→ **Exercise task**:
Please give the lines of the records below as a JSON list of strings, one string per line, leaving out blank lines.

====== Data entries ======

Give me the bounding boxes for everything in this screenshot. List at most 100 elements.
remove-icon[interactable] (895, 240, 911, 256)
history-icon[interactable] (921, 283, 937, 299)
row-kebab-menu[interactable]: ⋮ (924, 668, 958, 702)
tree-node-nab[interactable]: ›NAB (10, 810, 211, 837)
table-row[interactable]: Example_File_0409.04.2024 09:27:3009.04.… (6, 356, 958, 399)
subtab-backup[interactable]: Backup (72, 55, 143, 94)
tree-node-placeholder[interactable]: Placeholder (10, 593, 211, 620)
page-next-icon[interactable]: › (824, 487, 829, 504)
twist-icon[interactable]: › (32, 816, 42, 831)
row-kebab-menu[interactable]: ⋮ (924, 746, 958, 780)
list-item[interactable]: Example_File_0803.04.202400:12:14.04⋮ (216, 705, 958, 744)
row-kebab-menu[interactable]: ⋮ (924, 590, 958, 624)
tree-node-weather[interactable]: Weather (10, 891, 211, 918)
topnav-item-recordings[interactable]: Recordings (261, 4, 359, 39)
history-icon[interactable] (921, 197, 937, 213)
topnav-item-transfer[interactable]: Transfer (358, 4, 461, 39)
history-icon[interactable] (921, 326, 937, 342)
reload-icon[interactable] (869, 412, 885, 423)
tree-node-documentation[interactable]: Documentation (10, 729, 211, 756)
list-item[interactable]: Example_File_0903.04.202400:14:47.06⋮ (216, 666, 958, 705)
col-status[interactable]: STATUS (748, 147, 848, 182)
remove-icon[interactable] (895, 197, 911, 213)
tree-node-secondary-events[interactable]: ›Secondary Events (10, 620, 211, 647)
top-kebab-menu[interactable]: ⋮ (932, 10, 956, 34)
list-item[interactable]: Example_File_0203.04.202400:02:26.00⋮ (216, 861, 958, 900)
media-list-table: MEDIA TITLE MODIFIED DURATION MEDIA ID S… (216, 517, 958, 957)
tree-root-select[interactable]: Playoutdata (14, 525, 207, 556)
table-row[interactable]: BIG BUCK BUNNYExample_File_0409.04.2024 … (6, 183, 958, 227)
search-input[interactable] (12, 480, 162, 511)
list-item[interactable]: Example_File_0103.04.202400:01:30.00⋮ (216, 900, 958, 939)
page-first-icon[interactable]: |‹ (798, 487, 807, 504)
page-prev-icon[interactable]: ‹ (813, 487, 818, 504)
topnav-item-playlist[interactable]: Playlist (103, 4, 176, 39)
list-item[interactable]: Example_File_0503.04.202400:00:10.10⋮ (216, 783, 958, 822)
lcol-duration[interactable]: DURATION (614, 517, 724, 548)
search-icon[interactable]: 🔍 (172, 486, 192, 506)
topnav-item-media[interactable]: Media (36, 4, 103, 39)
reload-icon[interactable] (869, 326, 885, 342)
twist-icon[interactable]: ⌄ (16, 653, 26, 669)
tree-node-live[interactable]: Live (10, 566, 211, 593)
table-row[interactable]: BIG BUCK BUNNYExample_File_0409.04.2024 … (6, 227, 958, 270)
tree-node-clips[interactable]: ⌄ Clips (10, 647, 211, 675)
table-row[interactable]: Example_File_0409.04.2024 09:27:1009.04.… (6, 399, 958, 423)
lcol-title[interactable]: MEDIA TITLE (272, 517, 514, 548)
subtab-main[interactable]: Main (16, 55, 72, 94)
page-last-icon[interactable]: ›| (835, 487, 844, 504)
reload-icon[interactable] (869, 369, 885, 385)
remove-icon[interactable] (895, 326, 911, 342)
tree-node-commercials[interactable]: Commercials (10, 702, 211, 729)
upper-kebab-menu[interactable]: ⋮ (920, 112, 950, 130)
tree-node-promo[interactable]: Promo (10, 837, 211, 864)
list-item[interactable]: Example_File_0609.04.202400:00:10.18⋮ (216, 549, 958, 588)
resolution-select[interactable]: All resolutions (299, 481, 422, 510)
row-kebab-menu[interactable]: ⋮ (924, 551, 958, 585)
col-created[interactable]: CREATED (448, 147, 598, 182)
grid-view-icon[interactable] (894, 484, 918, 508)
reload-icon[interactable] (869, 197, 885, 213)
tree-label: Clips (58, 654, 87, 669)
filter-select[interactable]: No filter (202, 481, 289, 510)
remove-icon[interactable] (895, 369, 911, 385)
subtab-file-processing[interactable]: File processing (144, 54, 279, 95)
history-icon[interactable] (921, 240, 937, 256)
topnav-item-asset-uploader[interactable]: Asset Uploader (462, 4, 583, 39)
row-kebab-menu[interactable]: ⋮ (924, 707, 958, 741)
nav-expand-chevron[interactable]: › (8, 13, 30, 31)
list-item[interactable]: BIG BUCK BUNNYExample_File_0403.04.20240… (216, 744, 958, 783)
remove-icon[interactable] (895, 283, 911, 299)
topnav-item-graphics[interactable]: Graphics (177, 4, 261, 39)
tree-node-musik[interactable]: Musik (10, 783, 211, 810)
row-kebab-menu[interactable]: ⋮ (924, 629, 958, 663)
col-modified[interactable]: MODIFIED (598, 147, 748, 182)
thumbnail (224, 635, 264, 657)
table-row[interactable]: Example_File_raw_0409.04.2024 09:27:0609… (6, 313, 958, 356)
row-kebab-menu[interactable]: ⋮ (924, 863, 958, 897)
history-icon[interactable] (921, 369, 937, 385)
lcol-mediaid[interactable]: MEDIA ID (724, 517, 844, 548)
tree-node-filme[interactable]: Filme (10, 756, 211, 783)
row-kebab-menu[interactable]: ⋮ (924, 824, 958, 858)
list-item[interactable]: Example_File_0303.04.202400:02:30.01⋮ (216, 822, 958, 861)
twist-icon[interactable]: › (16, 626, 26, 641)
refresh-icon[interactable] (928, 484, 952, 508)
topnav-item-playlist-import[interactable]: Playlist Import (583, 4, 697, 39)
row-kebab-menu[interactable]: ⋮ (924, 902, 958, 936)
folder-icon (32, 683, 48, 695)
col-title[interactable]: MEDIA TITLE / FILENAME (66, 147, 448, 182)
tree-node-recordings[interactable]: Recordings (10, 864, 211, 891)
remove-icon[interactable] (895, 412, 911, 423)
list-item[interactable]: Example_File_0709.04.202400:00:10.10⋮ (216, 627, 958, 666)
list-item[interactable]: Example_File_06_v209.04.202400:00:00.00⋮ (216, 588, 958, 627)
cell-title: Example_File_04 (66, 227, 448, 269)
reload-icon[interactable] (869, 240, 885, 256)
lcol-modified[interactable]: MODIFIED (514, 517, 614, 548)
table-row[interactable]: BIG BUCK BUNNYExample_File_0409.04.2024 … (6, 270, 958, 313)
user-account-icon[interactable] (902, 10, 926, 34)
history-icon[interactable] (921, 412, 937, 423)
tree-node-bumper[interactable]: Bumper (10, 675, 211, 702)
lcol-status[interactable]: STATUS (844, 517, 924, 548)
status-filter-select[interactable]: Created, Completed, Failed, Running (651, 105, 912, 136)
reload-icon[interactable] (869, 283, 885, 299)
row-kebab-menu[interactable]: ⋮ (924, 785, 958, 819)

======

→ **Full solution**:
[
  "Give me the bounding boxes for everything in this screenshot. List at most 100 elements.",
  "remove-icon[interactable] (895, 240, 911, 256)",
  "history-icon[interactable] (921, 283, 937, 299)",
  "row-kebab-menu[interactable]: ⋮ (924, 668, 958, 702)",
  "tree-node-nab[interactable]: ›NAB (10, 810, 211, 837)",
  "table-row[interactable]: Example_File_0409.04.2024 09:27:3009.04.… (6, 356, 958, 399)",
  "subtab-backup[interactable]: Backup (72, 55, 143, 94)",
  "tree-node-placeholder[interactable]: Placeholder (10, 593, 211, 620)",
  "page-next-icon[interactable]: › (824, 487, 829, 504)",
  "twist-icon[interactable]: › (32, 816, 42, 831)",
  "row-kebab-menu[interactable]: ⋮ (924, 746, 958, 780)",
  "list-item[interactable]: Example_File_0803.04.202400:12:14.04⋮ (216, 705, 958, 744)",
  "row-kebab-menu[interactable]: ⋮ (924, 590, 958, 624)",
  "tree-node-weather[interactable]: Weather (10, 891, 211, 918)",
  "topnav-item-recordings[interactable]: Recordings (261, 4, 359, 39)",
  "history-icon[interactable] (921, 197, 937, 213)",
  "topnav-item-transfer[interactable]: Transfer (358, 4, 461, 39)",
  "history-icon[interactable] (921, 326, 937, 342)",
  "reload-icon[interactable] (869, 412, 885, 423)",
  "tree-node-documentation[interactable]: Documentation (10, 729, 211, 756)",
  "list-item[interactable]: Example_File_0903.04.202400:14:47.06⋮ (216, 666, 958, 705)",
  "col-status[interactable]: STATUS (748, 147, 848, 182)",
  "remove-icon[interactable] (895, 197, 911, 213)",
  "tree-node-secondary-events[interactable]: ›Secondary Events (10, 620, 211, 647)",
  "top-kebab-menu[interactable]: ⋮ (932, 10, 956, 34)",
  "list-item[interactable]: Example_File_0203.04.202400:02:26.00⋮ (216, 861, 958, 900)",
  "media-list-table: MEDIA TITLE MODIFIED DURATION MEDIA ID S… (216, 517, 958, 957)",
  "tree-root-select[interactable]: Playoutdata (14, 525, 207, 556)",
  "table-row[interactable]: BIG BUCK BUNNYExample_File_0409.04.2024 … (6, 183, 958, 227)",
  "search-input[interactable] (12, 480, 162, 511)",
  "list-item[interactable]: Example_File_0103.04.202400:01:30.00⋮ (216, 900, 958, 939)",
  "page-first-icon[interactable]: |‹ (798, 487, 807, 504)",
  "page-prev-icon[interactable]: ‹ (813, 487, 818, 504)",
  "topnav-item-playlist[interactable]: Playlist (103, 4, 176, 39)",
  "list-item[interactable]: Example_File_0503.04.202400:00:10.10⋮ (216, 783, 958, 822)",
  "lcol-duration[interactable]: DURATION (614, 517, 724, 548)",
  "search-icon[interactable]: 🔍 (172, 486, 192, 506)",
  "topnav-item-media[interactable]: Media (36, 4, 103, 39)",
  "reload-icon[interactable] (869, 326, 885, 342)",
  "twist-icon[interactable]: ⌄ (16, 653, 26, 669)",
  "tree-node-live[interactable]: Live (10, 566, 211, 593)",
  "table-row[interactable]: BIG BUCK BUNNYExample_File_0409.04.2024 … (6, 227, 958, 270)",
  "tree-node-clips[interactable]: ⌄ Clips (10, 647, 211, 675)",
  "table-row[interactable]: Example_File_0409.04.2024 09:27:1009.04.… (6, 399, 958, 423)",
  "lcol-title[interactable]: MEDIA TITLE (272, 517, 514, 548)",
  "subtab-main[interactable]: Main (16, 55, 72, 94)",
  "page-last-icon[interactable]: ›| (835, 487, 844, 504)",
  "reload-icon[interactable] (869, 369, 885, 385)",
  "remove-icon[interactable] (895, 326, 911, 342)",
  "tree-node-commercials[interactable]: Commercials (10, 702, 211, 729)",
  "upper-kebab-menu[interactable]: ⋮ (920, 112, 950, 130)",
  "tree-node-promo[interactable]: Promo (10, 837, 211, 864)",
  "list-item[interactable]: Example_File_0609.04.202400:00:10.18⋮ (216, 549, 958, 588)",
  "resolution-select[interactable]: All resolutions (299, 481, 422, 510)",
  "row-kebab-menu[interactable]: ⋮ (924, 551, 958, 585)",
  "col-created[interactable]: CREATED (448, 147, 598, 182)",
  "grid-view-icon[interactable] (894, 484, 918, 508)",
  "reload-icon[interactable] (869, 197, 885, 213)",
  "tree-label: Clips (58, 654, 87, 669)",
  "filter-select[interactable]: No filter (202, 481, 289, 510)",
  "remove-icon[interactable] (895, 369, 911, 385)",
  "subtab-file-processing[interactable]: File processing (144, 54, 279, 95)",
  "history-icon[interactable] (921, 240, 937, 256)",
  "topnav-item-asset-uploader[interactable]: Asset Uploader (462, 4, 583, 39)",
  "row-kebab-menu[interactable]: ⋮ (924, 707, 958, 741)",
  "nav-expand-chevron[interactable]: › (8, 13, 30, 31)",
  "list-item[interactable]: BIG BUCK BUNNYExample_File_0403.04.20240… (216, 744, 958, 783)",
  "remove-icon[interactable] (895, 283, 911, 299)",
  "topnav-item-graphics[interactable]: Graphics (177, 4, 261, 39)",
  "tree-node-musik[interactable]: Musik (10, 783, 211, 810)",
  "row-kebab-menu[interactable]: ⋮ (924, 629, 958, 663)",
  "col-modified[interactable]: MODIFIED (598, 147, 748, 182)",
  "thumbnail (224, 635, 264, 657)",
  "table-row[interactable]: Example_File_raw_0409.04.2024 09:27:0609… (6, 313, 958, 356)",
  "row-kebab-menu[interactable]: ⋮ (924, 863, 958, 897)",
  "history-icon[interactable] (921, 369, 937, 385)",
  "lcol-mediaid[interactable]: MEDIA ID (724, 517, 844, 548)",
  "tree-node-filme[interactable]: Filme (10, 756, 211, 783)",
  "row-kebab-menu[interactable]: ⋮ (924, 824, 958, 858)",
  "list-item[interactable]: Example_File_0303.04.202400:02:30.01⋮ (216, 822, 958, 861)",
  "twist-icon[interactable]: › (16, 626, 26, 641)",
  "refresh-icon[interactable] (928, 484, 952, 508)",
  "topnav-item-playlist-import[interactable]: Playlist Import (583, 4, 697, 39)",
  "row-kebab-menu[interactable]: ⋮ (924, 902, 958, 936)",
  "folder-icon (32, 683, 48, 695)",
  "col-title[interactable]: MEDIA TITLE / FILENAME (66, 147, 448, 182)",
  "tree-node-recordings[interactable]: Recordings (10, 864, 211, 891)",
  "remove-icon[interactable] (895, 412, 911, 423)",
  "list-item[interactable]: Example_File_0709.04.202400:00:10.10⋮ (216, 627, 958, 666)",
  "list-item[interactable]: Example_File_06_v209.04.202400:00:00.00⋮ (216, 588, 958, 627)",
  "cell-title: Example_File_04 (66, 227, 448, 269)",
  "reload-icon[interactable] (869, 240, 885, 256)",
  "lcol-modified[interactable]: MODIFIED (514, 517, 614, 548)",
  "table-row[interactable]: BIG BUCK BUNNYExample_File_0409.04.2024 … (6, 270, 958, 313)",
  "user-account-icon[interactable] (902, 10, 926, 34)",
  "history-icon[interactable] (921, 412, 937, 423)",
  "tree-node-bumper[interactable]: Bumper (10, 675, 211, 702)",
  "lcol-status[interactable]: STATUS (844, 517, 924, 548)",
  "status-filter-select[interactable]: Created, Completed, Failed, Running (651, 105, 912, 136)",
  "reload-icon[interactable] (869, 283, 885, 299)",
  "row-kebab-menu[interactable]: ⋮ (924, 785, 958, 819)"
]